BEGIN Provided material

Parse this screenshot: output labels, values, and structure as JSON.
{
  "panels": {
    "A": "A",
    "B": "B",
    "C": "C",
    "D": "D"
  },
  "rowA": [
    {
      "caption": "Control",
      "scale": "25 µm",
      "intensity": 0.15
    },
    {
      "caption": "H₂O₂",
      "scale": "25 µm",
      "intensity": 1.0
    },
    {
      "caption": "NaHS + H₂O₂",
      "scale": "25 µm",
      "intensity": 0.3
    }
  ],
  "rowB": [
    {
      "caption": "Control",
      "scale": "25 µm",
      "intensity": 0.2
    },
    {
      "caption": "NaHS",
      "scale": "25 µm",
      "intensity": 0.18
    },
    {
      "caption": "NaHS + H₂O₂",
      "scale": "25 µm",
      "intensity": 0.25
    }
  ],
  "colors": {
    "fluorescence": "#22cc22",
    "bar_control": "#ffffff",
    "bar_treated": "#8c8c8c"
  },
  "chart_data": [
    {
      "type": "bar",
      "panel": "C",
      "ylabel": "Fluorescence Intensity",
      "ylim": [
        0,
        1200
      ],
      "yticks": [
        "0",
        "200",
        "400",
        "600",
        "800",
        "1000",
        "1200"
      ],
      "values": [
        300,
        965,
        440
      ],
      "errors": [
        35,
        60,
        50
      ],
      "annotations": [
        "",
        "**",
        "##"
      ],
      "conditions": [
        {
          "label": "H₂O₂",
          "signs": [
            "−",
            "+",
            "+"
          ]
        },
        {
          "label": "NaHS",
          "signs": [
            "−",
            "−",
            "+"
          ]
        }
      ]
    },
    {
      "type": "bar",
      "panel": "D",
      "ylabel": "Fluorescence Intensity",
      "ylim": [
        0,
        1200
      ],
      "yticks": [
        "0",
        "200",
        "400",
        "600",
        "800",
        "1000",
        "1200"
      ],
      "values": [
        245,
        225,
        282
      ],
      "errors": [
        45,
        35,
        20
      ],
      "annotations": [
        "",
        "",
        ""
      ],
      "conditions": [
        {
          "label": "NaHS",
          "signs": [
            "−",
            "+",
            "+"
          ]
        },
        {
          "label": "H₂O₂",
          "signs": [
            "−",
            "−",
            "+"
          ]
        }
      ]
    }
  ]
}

END Provided material

What the task asks: Quote the whole listing above, leaving nothing out.

Finished answer:
Parse this screenshot: output labels, values, and structure as JSON.
{
  "panels": {
    "A": "A",
    "B": "B",
    "C": "C",
    "D": "D"
  },
  "rowA": [
    {
      "caption": "Control",
      "scale": "25 µm",
      "intensity": 0.15
    },
    {
      "caption": "H₂O₂",
      "scale": "25 µm",
      "intensity": 1.0
    },
    {
      "caption": "NaHS + H₂O₂",
      "scale": "25 µm",
      "intensity": 0.3
    }
  ],
  "rowB": [
    {
      "caption": "Control",
      "scale": "25 µm",
      "intensity": 0.2
    },
    {
      "caption": "NaHS",
      "scale": "25 µm",
      "intensity": 0.18
    },
    {
      "caption": "NaHS + H₂O₂",
      "scale": "25 µm",
      "intensity": 0.25
    }
  ],
  "colors": {
    "fluorescence": "#22cc22",
    "bar_control": "#ffffff",
    "bar_treated": "#8c8c8c"
  },
  "chart_data": [
    {
      "type": "bar",
      "panel": "C",
      "ylabel": "Fluorescence Intensity",
      "ylim": [
        0,
        1200
      ],
      "yticks": [
        "0",
        "200",
        "400",
        "600",
        "800",
        "1000",
        "1200"
      ],
      "values": [
        300,
        965,
        440
      ],
      "errors": [
        35,
        60,
        50
      ],
      "annotations": [
        "",
        "**",
        "##"
      ],
      "conditions": [
        {
          "label": "H₂O₂",
          "signs": [
            "−",
            "+",
            "+"
          ]
        },
        {
          "label": "NaHS",
          "signs": [
            "−",
            "−",
            "+"
          ]
        }
      ]
    },
    {
      "type": "bar",
      "panel": "D",
      "ylabel": "Fluorescence Intensity",
      "ylim": [
        0,
        1200
      ],
      "yticks": [
        "0",
        "200",
        "400",
        "600",
        "800",
        "1000",
        "1200"
      ],
      "values": [
        245,
        225,
        282
      ],
      "errors": [
        45,
        35,
        20
      ],
      "annotations": [
        "",
        "",
        ""
      ],
      "conditions": [
        {
          "label": "NaHS",
          "signs": [
            "−",
            "+",
            "+"
          ]
        },
        {
          "label": "H₂O₂",
          "signs": [
            "−",
            "−",
            "+"
          ]
        }
      ]
    }
  ]
}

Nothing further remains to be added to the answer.